-- Start DATA SHOWN --

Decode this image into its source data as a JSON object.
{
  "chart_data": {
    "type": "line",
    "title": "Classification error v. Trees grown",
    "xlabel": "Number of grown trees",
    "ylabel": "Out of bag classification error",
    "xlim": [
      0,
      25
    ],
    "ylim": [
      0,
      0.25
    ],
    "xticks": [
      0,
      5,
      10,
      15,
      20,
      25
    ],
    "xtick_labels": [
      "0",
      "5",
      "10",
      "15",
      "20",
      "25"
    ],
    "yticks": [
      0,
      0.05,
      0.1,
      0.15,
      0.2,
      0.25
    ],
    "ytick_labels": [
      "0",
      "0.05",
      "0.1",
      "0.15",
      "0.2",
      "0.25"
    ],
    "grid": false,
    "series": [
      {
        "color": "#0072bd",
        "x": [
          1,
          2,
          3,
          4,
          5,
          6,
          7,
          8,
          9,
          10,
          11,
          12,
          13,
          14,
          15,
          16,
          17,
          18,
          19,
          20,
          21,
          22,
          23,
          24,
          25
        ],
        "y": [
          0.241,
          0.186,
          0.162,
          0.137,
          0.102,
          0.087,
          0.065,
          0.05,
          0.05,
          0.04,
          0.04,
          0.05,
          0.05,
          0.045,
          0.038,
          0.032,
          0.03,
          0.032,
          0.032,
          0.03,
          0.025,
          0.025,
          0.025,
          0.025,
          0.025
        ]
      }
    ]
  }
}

-- End DATA SHOWN --

> SET EXERCISE
Work out the number of lines in this listing that include the word "grown". Reply with that number only.

> COMPLETED TASK
2